Tally every line of the material that includes "this", then give the tally and nothing else.

• • • •

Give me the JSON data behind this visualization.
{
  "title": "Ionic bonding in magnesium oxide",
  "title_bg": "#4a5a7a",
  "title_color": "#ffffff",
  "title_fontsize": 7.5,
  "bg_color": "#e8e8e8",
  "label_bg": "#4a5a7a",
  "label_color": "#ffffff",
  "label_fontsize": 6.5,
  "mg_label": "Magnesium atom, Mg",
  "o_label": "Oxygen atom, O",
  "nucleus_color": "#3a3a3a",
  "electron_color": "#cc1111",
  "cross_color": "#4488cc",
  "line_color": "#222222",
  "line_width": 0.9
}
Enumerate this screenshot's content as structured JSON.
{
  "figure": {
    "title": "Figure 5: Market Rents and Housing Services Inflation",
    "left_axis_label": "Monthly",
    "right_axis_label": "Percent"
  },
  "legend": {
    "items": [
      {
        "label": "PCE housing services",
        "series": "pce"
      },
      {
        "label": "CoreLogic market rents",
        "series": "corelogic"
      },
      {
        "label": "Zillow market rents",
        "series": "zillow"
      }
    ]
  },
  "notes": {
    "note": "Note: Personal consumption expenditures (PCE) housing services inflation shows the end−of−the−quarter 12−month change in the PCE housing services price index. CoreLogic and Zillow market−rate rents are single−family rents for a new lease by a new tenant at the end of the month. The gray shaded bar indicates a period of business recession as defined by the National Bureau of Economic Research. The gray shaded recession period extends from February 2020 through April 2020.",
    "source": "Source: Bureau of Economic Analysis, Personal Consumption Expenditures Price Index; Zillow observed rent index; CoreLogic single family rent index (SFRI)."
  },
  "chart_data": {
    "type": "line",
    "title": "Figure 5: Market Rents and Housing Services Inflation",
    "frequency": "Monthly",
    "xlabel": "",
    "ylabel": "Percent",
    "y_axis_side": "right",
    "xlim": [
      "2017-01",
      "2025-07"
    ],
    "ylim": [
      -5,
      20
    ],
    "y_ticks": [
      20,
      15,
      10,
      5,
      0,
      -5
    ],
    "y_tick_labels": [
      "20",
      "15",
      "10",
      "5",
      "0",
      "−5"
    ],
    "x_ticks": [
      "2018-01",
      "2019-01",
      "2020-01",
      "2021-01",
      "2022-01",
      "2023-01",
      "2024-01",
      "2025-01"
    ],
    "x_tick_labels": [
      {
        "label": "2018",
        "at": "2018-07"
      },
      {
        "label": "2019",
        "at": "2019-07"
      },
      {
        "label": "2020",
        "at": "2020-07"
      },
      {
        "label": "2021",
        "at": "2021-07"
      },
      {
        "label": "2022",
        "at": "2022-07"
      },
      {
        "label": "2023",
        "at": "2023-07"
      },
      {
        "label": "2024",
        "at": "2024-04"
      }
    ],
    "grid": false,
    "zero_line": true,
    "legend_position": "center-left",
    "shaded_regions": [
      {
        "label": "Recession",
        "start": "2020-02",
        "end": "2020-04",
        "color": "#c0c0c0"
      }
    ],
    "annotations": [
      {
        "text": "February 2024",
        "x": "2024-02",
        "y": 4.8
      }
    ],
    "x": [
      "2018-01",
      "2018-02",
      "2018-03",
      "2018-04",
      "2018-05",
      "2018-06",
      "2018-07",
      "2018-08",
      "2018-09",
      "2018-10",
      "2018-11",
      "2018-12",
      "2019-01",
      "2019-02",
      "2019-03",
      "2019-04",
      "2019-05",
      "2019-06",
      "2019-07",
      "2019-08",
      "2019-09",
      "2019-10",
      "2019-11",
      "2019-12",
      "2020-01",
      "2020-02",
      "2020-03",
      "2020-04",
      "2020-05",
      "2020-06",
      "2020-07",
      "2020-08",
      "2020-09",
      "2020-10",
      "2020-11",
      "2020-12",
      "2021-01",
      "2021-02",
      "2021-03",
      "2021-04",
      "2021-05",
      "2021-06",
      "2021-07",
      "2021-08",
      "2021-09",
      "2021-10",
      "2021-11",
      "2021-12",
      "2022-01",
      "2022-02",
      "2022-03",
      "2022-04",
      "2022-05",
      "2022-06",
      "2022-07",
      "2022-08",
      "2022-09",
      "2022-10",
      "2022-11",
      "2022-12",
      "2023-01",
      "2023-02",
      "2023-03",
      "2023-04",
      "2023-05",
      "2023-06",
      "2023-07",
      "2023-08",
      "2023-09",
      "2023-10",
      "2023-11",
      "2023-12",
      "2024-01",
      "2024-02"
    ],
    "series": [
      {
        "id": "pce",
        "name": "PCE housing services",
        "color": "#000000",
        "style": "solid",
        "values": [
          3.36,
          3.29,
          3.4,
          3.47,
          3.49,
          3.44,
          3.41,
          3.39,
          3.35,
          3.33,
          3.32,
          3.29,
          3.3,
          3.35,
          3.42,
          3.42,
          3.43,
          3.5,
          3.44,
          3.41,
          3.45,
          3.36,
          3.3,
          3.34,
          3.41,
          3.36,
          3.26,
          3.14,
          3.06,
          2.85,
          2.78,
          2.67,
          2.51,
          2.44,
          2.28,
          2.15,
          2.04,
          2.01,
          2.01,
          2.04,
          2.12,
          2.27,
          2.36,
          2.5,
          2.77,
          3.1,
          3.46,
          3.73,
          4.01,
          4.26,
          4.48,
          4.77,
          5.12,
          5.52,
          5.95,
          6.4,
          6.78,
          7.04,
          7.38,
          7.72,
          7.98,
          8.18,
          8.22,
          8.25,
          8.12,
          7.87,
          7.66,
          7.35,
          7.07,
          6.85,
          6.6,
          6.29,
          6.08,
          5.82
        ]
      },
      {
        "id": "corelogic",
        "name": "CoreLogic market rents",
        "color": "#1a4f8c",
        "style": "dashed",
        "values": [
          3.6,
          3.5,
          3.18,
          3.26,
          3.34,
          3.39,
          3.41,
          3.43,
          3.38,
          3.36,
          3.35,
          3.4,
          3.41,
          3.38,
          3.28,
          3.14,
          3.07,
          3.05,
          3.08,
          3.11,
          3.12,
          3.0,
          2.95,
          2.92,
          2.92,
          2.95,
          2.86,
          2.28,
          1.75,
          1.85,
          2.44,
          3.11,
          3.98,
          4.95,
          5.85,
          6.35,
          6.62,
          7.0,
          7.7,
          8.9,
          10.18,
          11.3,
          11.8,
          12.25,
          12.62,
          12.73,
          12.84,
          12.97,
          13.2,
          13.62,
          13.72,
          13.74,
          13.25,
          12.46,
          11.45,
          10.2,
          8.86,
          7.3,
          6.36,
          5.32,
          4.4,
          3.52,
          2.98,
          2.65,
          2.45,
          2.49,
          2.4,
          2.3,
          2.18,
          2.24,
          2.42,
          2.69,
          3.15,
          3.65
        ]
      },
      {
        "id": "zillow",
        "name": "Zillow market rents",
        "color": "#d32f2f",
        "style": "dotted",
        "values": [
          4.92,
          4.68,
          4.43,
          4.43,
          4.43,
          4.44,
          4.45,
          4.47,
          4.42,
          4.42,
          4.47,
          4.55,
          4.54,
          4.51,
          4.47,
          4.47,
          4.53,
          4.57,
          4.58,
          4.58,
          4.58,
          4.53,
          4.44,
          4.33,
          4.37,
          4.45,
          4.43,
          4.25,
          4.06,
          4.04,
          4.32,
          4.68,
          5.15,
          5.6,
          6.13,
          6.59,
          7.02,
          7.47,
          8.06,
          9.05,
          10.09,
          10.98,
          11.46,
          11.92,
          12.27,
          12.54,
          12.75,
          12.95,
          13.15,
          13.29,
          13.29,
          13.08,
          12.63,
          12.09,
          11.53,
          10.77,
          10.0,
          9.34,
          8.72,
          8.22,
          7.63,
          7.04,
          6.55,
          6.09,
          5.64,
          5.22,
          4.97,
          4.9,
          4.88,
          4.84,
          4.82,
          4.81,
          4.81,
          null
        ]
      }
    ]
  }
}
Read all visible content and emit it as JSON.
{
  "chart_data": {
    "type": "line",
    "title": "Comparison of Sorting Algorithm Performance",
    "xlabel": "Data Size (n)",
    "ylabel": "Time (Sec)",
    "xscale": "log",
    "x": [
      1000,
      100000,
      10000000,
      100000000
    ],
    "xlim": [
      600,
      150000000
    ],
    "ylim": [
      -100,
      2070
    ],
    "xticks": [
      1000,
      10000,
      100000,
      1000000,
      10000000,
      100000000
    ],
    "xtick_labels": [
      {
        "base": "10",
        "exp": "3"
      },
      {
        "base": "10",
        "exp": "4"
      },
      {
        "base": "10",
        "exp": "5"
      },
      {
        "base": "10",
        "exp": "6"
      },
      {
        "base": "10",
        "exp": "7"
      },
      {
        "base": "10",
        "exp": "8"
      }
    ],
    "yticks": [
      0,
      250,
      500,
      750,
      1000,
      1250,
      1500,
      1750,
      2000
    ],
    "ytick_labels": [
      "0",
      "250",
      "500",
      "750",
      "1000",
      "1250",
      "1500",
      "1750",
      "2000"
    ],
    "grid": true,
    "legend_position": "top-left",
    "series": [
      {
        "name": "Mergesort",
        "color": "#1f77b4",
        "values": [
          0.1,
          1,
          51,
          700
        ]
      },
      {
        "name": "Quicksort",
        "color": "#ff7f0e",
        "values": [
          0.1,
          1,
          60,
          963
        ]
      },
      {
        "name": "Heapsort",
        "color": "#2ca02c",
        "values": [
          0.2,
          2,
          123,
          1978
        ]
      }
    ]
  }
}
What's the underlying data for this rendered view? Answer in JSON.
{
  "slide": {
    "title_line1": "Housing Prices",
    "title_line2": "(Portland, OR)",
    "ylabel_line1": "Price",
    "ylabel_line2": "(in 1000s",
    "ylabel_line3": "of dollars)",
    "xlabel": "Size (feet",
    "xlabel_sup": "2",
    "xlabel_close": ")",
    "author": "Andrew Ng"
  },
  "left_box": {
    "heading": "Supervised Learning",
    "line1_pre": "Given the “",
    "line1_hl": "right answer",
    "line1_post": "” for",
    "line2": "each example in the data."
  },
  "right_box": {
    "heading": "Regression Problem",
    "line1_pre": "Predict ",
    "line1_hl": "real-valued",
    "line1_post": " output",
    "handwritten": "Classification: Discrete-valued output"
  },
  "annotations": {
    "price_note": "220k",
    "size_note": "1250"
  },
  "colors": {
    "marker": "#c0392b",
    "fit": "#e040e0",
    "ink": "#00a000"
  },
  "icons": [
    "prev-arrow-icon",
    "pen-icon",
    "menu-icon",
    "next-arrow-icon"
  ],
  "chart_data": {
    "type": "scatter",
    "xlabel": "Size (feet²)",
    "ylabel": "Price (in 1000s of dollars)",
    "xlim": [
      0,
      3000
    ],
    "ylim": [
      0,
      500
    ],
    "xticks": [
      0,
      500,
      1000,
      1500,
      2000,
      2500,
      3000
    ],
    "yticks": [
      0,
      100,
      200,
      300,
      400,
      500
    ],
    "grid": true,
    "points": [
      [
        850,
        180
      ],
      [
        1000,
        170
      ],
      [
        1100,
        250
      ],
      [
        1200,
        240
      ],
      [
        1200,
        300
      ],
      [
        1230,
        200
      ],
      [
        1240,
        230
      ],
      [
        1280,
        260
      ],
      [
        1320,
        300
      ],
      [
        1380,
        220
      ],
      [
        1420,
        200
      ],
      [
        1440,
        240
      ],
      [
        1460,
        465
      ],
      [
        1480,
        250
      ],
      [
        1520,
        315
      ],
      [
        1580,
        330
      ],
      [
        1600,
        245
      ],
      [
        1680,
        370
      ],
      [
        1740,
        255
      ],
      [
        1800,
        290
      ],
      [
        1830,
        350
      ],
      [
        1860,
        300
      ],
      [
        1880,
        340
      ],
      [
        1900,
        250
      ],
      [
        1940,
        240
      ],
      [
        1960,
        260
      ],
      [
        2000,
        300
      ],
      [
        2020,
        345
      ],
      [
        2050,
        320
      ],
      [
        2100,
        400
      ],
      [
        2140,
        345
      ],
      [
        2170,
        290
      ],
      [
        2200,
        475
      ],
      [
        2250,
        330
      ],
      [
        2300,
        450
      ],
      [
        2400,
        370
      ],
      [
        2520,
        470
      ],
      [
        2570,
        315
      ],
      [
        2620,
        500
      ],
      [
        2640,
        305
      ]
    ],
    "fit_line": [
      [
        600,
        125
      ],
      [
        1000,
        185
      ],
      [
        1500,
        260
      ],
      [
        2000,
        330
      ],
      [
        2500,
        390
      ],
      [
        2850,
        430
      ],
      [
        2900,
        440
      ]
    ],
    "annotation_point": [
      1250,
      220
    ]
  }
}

• • • •

(Reply to the exercise):
3